[Stored entries]
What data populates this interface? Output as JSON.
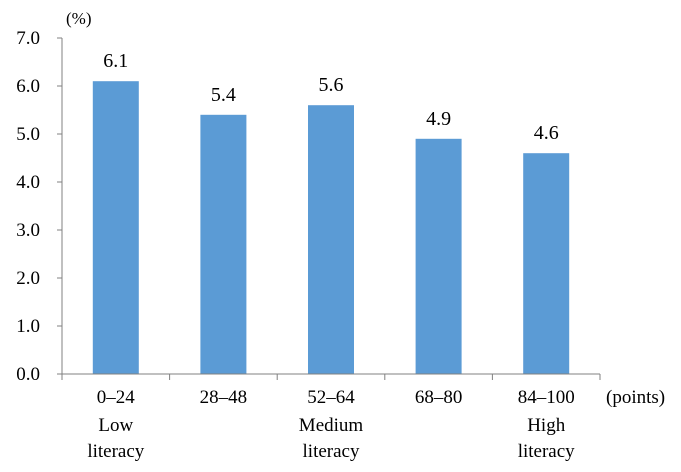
{
  "chart_data": {
    "type": "bar",
    "categories": [
      "0–24",
      "28–48",
      "52–64",
      "68–80",
      "84–100"
    ],
    "category_sublabels": [
      [
        "Low",
        "literacy"
      ],
      [],
      [
        "Medium",
        "literacy"
      ],
      [],
      [
        "High",
        "literacy"
      ]
    ],
    "values": [
      6.1,
      5.4,
      5.6,
      4.9,
      4.6
    ],
    "data_labels": [
      "6.1",
      "5.4",
      "5.6",
      "4.9",
      "4.6"
    ],
    "y_unit": "(%)",
    "x_unit": "(points)",
    "ylim": [
      0,
      7
    ],
    "yticks": [
      "0.0",
      "1.0",
      "2.0",
      "3.0",
      "4.0",
      "5.0",
      "6.0",
      "7.0"
    ],
    "grid": false,
    "bar_color": "#5b9bd5"
  }
}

#### [Direction]
Quote the records in full and exactly; skip any image.

#### [Output of the task]
What data populates this interface? Output as JSON.
{
  "chart_data": {
    "type": "bar",
    "categories": [
      "0–24",
      "28–48",
      "52–64",
      "68–80",
      "84–100"
    ],
    "category_sublabels": [
      [
        "Low",
        "literacy"
      ],
      [],
      [
        "Medium",
        "literacy"
      ],
      [],
      [
        "High",
        "literacy"
      ]
    ],
    "values": [
      6.1,
      5.4,
      5.6,
      4.9,
      4.6
    ],
    "data_labels": [
      "6.1",
      "5.4",
      "5.6",
      "4.9",
      "4.6"
    ],
    "y_unit": "(%)",
    "x_unit": "(points)",
    "ylim": [
      0,
      7
    ],
    "yticks": [
      "0.0",
      "1.0",
      "2.0",
      "3.0",
      "4.0",
      "5.0",
      "6.0",
      "7.0"
    ],
    "grid": false,
    "bar_color": "#5b9bd5"
  }
}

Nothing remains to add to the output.